» Problem to solve:
Each line that holds the word "xlabel" counts once; report how many lines do so and nothing else.

┏━━

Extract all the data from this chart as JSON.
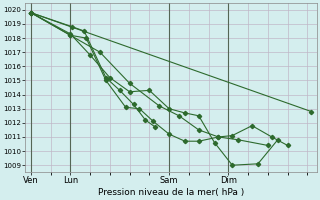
{
  "title": "",
  "xlabel": "Pression niveau de la mer( hPa )",
  "ylabel": "",
  "bg_color": "#d4eeee",
  "line_color": "#2d6a2d",
  "grid_major_color": "#c0b8c8",
  "grid_minor_color": "#e0d8e8",
  "ylim": [
    1008.5,
    1020.5
  ],
  "yticks": [
    1009,
    1010,
    1011,
    1012,
    1013,
    1014,
    1015,
    1016,
    1017,
    1018,
    1019,
    1020
  ],
  "day_labels": [
    "Ven",
    "Lun",
    "Sam",
    "Dim"
  ],
  "day_positions": [
    0,
    2,
    7,
    10
  ],
  "xlim": [
    -0.3,
    14.5
  ],
  "lines": [
    {
      "x": [
        0,
        14.2
      ],
      "y": [
        1019.8,
        1012.8
      ]
    },
    {
      "x": [
        0,
        2.0,
        3.5,
        5.0,
        6.5,
        7.5,
        8.5,
        9.5,
        10.5,
        12.0
      ],
      "y": [
        1019.8,
        1018.2,
        1017.0,
        1014.8,
        1013.2,
        1012.5,
        1011.5,
        1011.0,
        1010.8,
        1010.4
      ]
    },
    {
      "x": [
        0,
        2.0,
        3.0,
        4.0,
        5.0,
        6.0,
        7.0,
        7.8,
        8.5,
        9.3,
        10.2,
        11.5,
        12.5
      ],
      "y": [
        1019.8,
        1018.3,
        1016.8,
        1015.2,
        1014.2,
        1014.3,
        1013.0,
        1012.7,
        1012.5,
        1010.6,
        1009.0,
        1009.1,
        1010.8
      ]
    },
    {
      "x": [
        0,
        2.0,
        2.8,
        3.8,
        4.8,
        5.5,
        6.2,
        7.0,
        7.8,
        8.5,
        9.5,
        10.2,
        11.2,
        12.2,
        13.0
      ],
      "y": [
        1019.8,
        1018.2,
        1018.0,
        1015.0,
        1013.1,
        1013.0,
        1012.1,
        1011.2,
        1010.7,
        1010.7,
        1011.0,
        1011.1,
        1011.8,
        1011.0,
        1010.4
      ]
    },
    {
      "x": [
        0,
        2.1,
        2.7,
        3.8,
        4.5,
        5.2,
        5.8,
        6.3
      ],
      "y": [
        1019.8,
        1018.8,
        1018.5,
        1015.2,
        1014.3,
        1013.3,
        1012.2,
        1011.7
      ]
    }
  ]
}
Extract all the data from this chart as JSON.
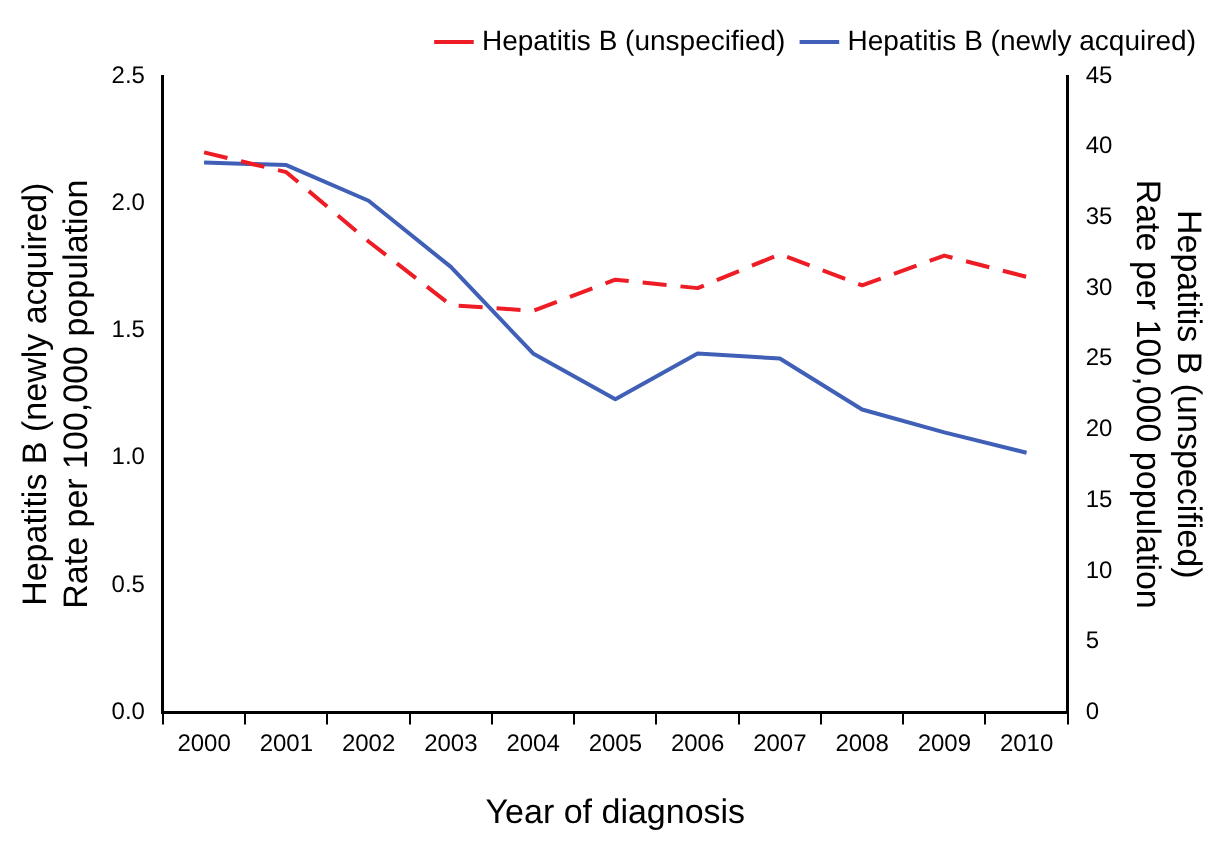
{
  "chart_data": {
    "type": "line",
    "xlabel": "Year of diagnosis",
    "ylabel": "Hepatitis B (newly acquired)\nRate per 100,000 population",
    "y2label": "Hepatitis B (unspecified)\nRate per 100,000 population",
    "categories": [
      "2000",
      "2001",
      "2002",
      "2003",
      "2004",
      "2005",
      "2006",
      "2007",
      "2008",
      "2009",
      "2010"
    ],
    "series": [
      {
        "name": "Hepatitis B (unspecified)",
        "color": "#ee1c24",
        "axis": "y2",
        "line_style": "dashed",
        "values": [
          39.6,
          38.2,
          33.3,
          28.8,
          28.4,
          30.6,
          30.0,
          32.4,
          30.2,
          32.3,
          30.8
        ]
      },
      {
        "name": "Hepatitis B (newly acquired)",
        "color": "#4060b8",
        "line_style": "solid",
        "values": [
          2.16,
          2.15,
          2.01,
          1.75,
          1.41,
          1.23,
          1.41,
          1.39,
          1.19,
          1.1,
          1.02
        ]
      }
    ],
    "ylim": [
      0,
      2.5
    ],
    "yticks": [
      {
        "value": 0,
        "label": "0.0"
      },
      {
        "value": 0.5,
        "label": "0.5"
      },
      {
        "value": 1,
        "label": "1.0"
      },
      {
        "value": 1.5,
        "label": "1.5"
      },
      {
        "value": 2,
        "label": "2.0"
      },
      {
        "value": 2.5,
        "label": "2.5"
      }
    ],
    "y2lim": [
      0,
      45
    ],
    "y2ticks": [
      0,
      5,
      10,
      15,
      20,
      25,
      30,
      35,
      40,
      45
    ],
    "grid": false,
    "legend": "top right",
    "marker": "none"
  }
}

┗━━

» Task result:
2